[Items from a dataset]
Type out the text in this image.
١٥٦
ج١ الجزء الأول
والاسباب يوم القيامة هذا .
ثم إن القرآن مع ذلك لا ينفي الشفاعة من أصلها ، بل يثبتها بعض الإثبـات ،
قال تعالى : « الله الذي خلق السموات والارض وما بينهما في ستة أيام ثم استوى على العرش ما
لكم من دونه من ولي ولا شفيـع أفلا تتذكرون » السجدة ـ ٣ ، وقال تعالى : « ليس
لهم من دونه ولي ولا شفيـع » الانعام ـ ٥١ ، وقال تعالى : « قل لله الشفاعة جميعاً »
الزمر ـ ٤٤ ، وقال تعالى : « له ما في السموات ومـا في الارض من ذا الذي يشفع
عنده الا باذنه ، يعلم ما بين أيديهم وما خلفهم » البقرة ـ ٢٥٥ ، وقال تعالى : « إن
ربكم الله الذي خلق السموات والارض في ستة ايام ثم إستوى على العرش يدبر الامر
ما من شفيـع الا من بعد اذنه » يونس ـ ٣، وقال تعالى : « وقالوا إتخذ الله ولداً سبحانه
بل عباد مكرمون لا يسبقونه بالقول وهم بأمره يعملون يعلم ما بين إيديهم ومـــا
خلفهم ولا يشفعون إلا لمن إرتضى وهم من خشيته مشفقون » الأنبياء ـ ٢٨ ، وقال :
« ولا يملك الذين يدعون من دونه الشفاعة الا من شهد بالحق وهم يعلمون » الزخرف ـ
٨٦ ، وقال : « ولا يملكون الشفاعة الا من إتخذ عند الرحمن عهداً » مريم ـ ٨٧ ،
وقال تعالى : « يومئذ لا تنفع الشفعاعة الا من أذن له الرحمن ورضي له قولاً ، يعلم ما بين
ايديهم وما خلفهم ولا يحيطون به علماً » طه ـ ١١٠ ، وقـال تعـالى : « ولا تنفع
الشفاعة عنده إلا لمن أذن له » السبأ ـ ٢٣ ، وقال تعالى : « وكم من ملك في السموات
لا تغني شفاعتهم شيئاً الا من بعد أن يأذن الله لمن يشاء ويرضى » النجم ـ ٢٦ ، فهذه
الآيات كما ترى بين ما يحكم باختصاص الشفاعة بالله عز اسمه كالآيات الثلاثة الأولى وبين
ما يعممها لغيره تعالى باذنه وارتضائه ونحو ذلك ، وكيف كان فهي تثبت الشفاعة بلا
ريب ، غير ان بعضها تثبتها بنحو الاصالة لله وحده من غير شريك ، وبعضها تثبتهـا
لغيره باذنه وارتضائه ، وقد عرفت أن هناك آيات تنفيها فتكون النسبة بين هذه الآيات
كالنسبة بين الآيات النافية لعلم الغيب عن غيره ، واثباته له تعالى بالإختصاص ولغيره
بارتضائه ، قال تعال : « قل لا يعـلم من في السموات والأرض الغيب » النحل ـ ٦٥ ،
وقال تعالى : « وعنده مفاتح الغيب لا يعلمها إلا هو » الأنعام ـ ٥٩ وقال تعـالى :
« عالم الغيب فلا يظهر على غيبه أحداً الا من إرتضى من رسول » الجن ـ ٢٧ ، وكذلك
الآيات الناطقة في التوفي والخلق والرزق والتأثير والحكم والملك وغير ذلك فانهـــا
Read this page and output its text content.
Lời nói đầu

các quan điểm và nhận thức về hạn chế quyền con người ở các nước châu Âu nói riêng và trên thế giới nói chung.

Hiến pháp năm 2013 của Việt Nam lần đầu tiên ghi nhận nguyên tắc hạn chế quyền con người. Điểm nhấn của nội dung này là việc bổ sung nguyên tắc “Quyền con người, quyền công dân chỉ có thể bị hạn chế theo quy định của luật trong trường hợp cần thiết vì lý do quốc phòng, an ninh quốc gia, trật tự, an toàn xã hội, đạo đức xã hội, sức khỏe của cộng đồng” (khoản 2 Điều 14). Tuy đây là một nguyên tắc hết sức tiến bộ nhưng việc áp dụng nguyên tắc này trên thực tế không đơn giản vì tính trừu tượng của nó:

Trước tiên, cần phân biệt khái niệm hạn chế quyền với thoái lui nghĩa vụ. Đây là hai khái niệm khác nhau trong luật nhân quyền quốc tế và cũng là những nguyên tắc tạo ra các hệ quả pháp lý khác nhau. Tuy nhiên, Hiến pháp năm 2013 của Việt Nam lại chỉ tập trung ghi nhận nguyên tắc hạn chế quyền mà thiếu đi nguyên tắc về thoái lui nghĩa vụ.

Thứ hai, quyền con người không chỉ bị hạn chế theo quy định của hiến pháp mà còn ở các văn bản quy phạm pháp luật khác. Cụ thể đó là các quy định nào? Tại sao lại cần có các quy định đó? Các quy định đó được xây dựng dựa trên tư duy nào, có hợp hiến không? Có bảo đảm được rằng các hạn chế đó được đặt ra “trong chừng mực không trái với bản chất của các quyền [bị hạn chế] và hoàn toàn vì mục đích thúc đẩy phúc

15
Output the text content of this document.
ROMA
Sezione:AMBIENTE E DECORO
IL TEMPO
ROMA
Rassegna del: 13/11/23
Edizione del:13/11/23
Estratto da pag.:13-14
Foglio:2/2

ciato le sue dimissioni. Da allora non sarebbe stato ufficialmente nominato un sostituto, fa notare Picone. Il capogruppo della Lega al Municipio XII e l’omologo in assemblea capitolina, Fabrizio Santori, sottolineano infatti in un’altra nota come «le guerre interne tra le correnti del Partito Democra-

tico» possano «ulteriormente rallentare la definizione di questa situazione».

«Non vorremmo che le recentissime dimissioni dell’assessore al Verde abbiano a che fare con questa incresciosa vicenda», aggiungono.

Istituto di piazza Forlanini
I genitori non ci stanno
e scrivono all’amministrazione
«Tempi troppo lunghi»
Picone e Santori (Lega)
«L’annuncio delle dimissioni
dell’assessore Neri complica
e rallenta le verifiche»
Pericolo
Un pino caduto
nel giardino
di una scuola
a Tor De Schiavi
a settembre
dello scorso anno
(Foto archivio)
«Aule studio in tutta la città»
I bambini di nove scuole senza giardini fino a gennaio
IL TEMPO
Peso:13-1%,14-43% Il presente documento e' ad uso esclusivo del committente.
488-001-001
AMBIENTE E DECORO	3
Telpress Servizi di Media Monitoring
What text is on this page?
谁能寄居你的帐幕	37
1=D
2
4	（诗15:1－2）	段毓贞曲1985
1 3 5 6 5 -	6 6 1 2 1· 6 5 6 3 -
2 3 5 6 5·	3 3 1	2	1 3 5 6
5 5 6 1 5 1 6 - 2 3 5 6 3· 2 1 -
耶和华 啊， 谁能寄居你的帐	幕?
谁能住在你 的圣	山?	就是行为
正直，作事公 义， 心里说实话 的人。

- _Your goal_
Every entry should be printed again exactly as written.

- _Answer to the problem_
Type out the text in this image.
١٥٦
ج١ الجزء الأول
والاسباب يوم القيامة هذا .
ثم إن القرآن مع ذلك لا ينفي الشفاعة من أصلها ، بل يثبتها بعض الإثبـات ،
قال تعالى : « الله الذي خلق السموات والارض وما بينهما في ستة أيام ثم استوى على العرش ما
لكم من دونه من ولي ولا شفيـع أفلا تتذكرون » السجدة ـ ٣ ، وقال تعالى : « ليس
لهم من دونه ولي ولا شفيـع » الانعام ـ ٥١ ، وقال تعالى : « قل لله الشفاعة جميعاً »
الزمر ـ ٤٤ ، وقال تعالى : « له ما في السموات ومـا في الارض من ذا الذي يشفع
عنده الا باذنه ، يعلم ما بين أيديهم وما خلفهم » البقرة ـ ٢٥٥ ، وقال تعالى : « إن
ربكم الله الذي خلق السموات والارض في ستة ايام ثم إستوى على العرش يدبر الامر
ما من شفيـع الا من بعد اذنه » يونس ـ ٣، وقال تعالى : « وقالوا إتخذ الله ولداً سبحانه
بل عباد مكرمون لا يسبقونه بالقول وهم بأمره يعملون يعلم ما بين إيديهم ومـــا
خلفهم ولا يشفعون إلا لمن إرتضى وهم من خشيته مشفقون » الأنبياء ـ ٢٨ ، وقال :
« ولا يملك الذين يدعون من دونه الشفاعة الا من شهد بالحق وهم يعلمون » الزخرف ـ
٨٦ ، وقال : « ولا يملكون الشفاعة الا من إتخذ عند الرحمن عهداً » مريم ـ ٨٧ ،
وقال تعالى : « يومئذ لا تنفع الشفعاعة الا من أذن له الرحمن ورضي له قولاً ، يعلم ما بين
ايديهم وما خلفهم ولا يحيطون به علماً » طه ـ ١١٠ ، وقـال تعـالى : « ولا تنفع
الشفاعة عنده إلا لمن أذن له » السبأ ـ ٢٣ ، وقال تعالى : « وكم من ملك في السموات
لا تغني شفاعتهم شيئاً الا من بعد أن يأذن الله لمن يشاء ويرضى » النجم ـ ٢٦ ، فهذه
الآيات كما ترى بين ما يحكم باختصاص الشفاعة بالله عز اسمه كالآيات الثلاثة الأولى وبين
ما يعممها لغيره تعالى باذنه وارتضائه ونحو ذلك ، وكيف كان فهي تثبت الشفاعة بلا
ريب ، غير ان بعضها تثبتها بنحو الاصالة لله وحده من غير شريك ، وبعضها تثبتهـا
لغيره باذنه وارتضائه ، وقد عرفت أن هناك آيات تنفيها فتكون النسبة بين هذه الآيات
كالنسبة بين الآيات النافية لعلم الغيب عن غيره ، واثباته له تعالى بالإختصاص ولغيره
بارتضائه ، قال تعال : « قل لا يعـلم من في السموات والأرض الغيب » النحل ـ ٦٥ ،
وقال تعالى : « وعنده مفاتح الغيب لا يعلمها إلا هو » الأنعام ـ ٥٩ وقال تعـالى :
« عالم الغيب فلا يظهر على غيبه أحداً الا من إرتضى من رسول » الجن ـ ٢٧ ، وكذلك
الآيات الناطقة في التوفي والخلق والرزق والتأثير والحكم والملك وغير ذلك فانهـــا
Read this page and output its text content.
Lời nói đầu

các quan điểm và nhận thức về hạn chế quyền con người ở các nước châu Âu nói riêng và trên thế giới nói chung.

Hiến pháp năm 2013 của Việt Nam lần đầu tiên ghi nhận nguyên tắc hạn chế quyền con người. Điểm nhấn của nội dung này là việc bổ sung nguyên tắc “Quyền con người, quyền công dân chỉ có thể bị hạn chế theo quy định của luật trong trường hợp cần thiết vì lý do quốc phòng, an ninh quốc gia, trật tự, an toàn xã hội, đạo đức xã hội, sức khỏe của cộng đồng” (khoản 2 Điều 14). Tuy đây là một nguyên tắc hết sức tiến bộ nhưng việc áp dụng nguyên tắc này trên thực tế không đơn giản vì tính trừu tượng của nó:

Trước tiên, cần phân biệt khái niệm hạn chế quyền với thoái lui nghĩa vụ. Đây là hai khái niệm khác nhau trong luật nhân quyền quốc tế và cũng là những nguyên tắc tạo ra các hệ quả pháp lý khác nhau. Tuy nhiên, Hiến pháp năm 2013 của Việt Nam lại chỉ tập trung ghi nhận nguyên tắc hạn chế quyền mà thiếu đi nguyên tắc về thoái lui nghĩa vụ.

Thứ hai, quyền con người không chỉ bị hạn chế theo quy định của hiến pháp mà còn ở các văn bản quy phạm pháp luật khác. Cụ thể đó là các quy định nào? Tại sao lại cần có các quy định đó? Các quy định đó được xây dựng dựa trên tư duy nào, có hợp hiến không? Có bảo đảm được rằng các hạn chế đó được đặt ra “trong chừng mực không trái với bản chất của các quyền [bị hạn chế] và hoàn toàn vì mục đích thúc đẩy phúc

15
Output the text content of this document.
ROMA
Sezione:AMBIENTE E DECORO
IL TEMPO
ROMA
Rassegna del: 13/11/23
Edizione del:13/11/23
Estratto da pag.:13-14
Foglio:2/2

ciato le sue dimissioni. Da allora non sarebbe stato ufficialmente nominato un sostituto, fa notare Picone. Il capogruppo della Lega al Municipio XII e l’omologo in assemblea capitolina, Fabrizio Santori, sottolineano infatti in un’altra nota come «le guerre interne tra le correnti del Partito Democra-

tico» possano «ulteriormente rallentare la definizione di questa situazione».

«Non vorremmo che le recentissime dimissioni dell’assessore al Verde abbiano a che fare con questa incresciosa vicenda», aggiungono.

Istituto di piazza Forlanini
I genitori non ci stanno
e scrivono all’amministrazione
«Tempi troppo lunghi»
Picone e Santori (Lega)
«L’annuncio delle dimissioni
dell’assessore Neri complica
e rallenta le verifiche»
Pericolo
Un pino caduto
nel giardino
di una scuola
a Tor De Schiavi
a settembre
dello scorso anno
(Foto archivio)
«Aule studio in tutta la città»
I bambini di nove scuole senza giardini fino a gennaio
IL TEMPO
Peso:13-1%,14-43% Il presente documento e' ad uso esclusivo del committente.
488-001-001
AMBIENTE E DECORO	3
Telpress Servizi di Media Monitoring
What text is on this page?
谁能寄居你的帐幕	37
1=D
2
4	（诗15:1－2）	段毓贞曲1985
1 3 5 6 5 -	6 6 1 2 1· 6 5 6 3 -
2 3 5 6 5·	3 3 1	2	1 3 5 6
5 5 6 1 5 1 6 - 2 3 5 6 3· 2 1 -
耶和华 啊， 谁能寄居你的帐	幕?
谁能住在你 的圣	山?	就是行为
正直，作事公 义， 心里说实话 的人。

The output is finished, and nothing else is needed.